§ **WHAT IS NEEDED**: Which lines contain the string "bezüglich"? Please list every one of them.

··· MATERIALS PROVIDED

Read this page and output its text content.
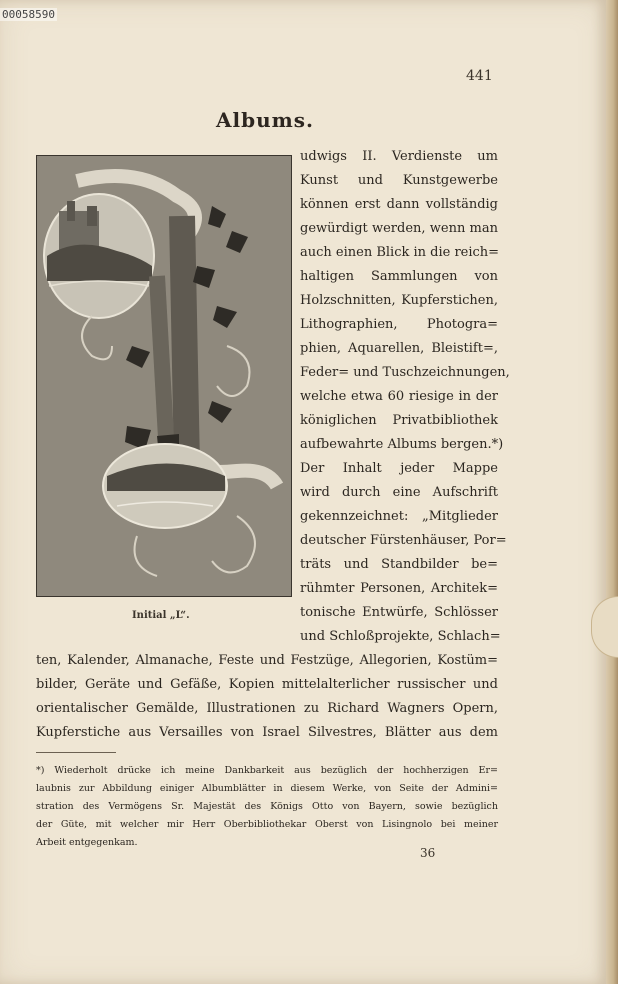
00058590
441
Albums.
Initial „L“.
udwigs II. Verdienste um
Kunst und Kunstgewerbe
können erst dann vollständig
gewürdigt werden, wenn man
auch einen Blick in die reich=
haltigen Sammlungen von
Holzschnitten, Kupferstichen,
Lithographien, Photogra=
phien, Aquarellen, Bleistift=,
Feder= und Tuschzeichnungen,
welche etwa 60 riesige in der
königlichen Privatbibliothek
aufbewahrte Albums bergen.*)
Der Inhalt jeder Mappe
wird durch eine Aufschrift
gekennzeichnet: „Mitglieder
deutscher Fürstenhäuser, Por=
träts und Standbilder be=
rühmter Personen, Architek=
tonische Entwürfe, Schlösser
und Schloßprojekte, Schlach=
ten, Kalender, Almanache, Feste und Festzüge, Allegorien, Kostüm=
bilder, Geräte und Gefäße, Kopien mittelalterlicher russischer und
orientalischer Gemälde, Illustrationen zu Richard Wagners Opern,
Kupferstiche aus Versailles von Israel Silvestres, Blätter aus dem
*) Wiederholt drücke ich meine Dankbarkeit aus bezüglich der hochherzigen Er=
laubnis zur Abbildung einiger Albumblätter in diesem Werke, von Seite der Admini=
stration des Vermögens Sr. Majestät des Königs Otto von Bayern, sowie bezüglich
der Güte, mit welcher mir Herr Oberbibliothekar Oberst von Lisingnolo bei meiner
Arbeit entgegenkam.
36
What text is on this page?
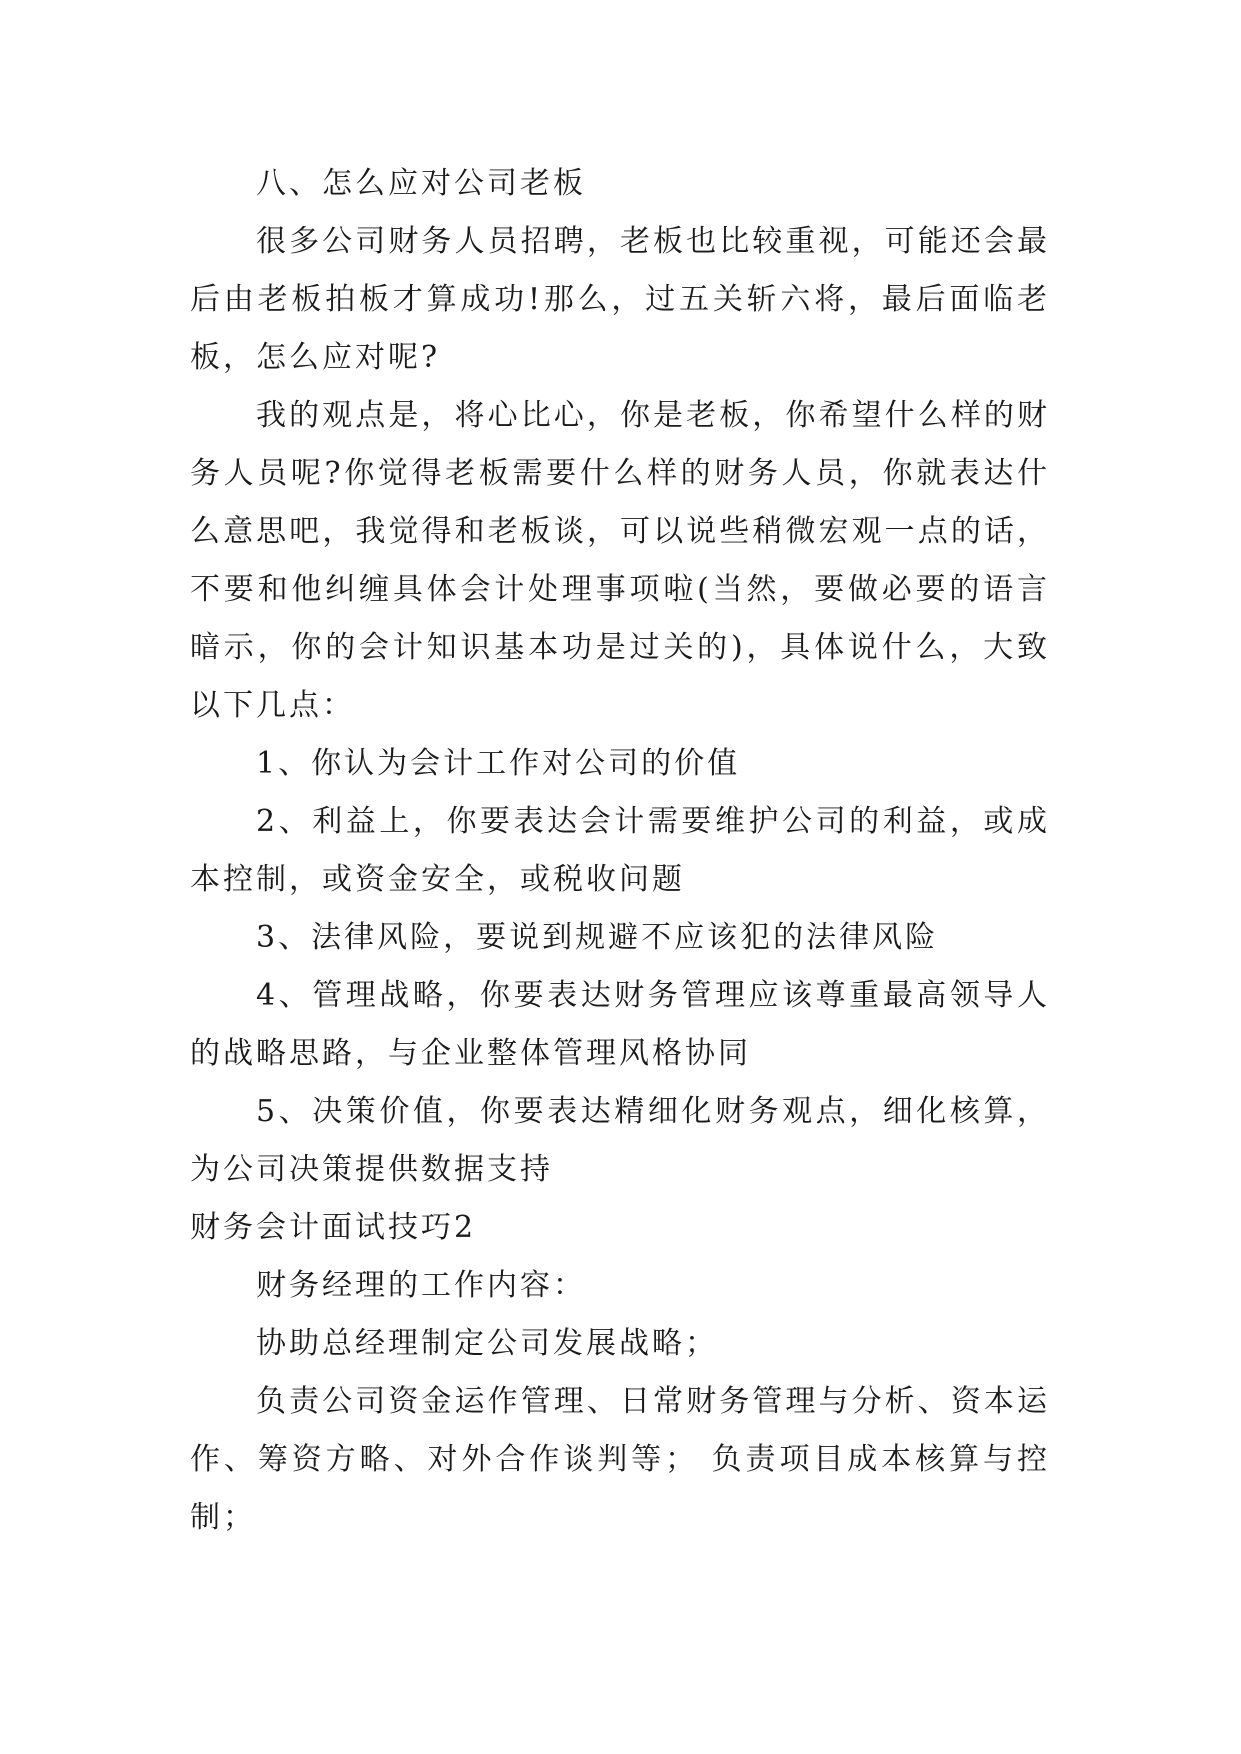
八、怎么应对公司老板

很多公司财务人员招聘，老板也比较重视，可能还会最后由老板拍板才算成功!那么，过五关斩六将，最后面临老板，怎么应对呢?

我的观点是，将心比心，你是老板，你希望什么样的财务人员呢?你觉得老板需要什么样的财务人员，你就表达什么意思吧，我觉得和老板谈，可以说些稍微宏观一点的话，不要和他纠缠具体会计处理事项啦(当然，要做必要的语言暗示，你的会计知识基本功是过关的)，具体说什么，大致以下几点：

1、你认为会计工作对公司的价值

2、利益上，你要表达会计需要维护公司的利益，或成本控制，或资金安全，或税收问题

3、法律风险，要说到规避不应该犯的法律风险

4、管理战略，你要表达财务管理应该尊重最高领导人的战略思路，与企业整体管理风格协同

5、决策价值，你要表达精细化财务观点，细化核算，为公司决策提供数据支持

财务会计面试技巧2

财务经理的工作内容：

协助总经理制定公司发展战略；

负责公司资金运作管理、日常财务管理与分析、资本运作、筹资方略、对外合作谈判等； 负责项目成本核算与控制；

······

§ **WRITTEN RESPONSE**:
*) Wiederholt drücke ich meine Dankbarkeit aus bezüglich der hochherzigen Er=
stration des Vermögens Sr. Majestät des Königs Otto von Bayern, sowie bezüglich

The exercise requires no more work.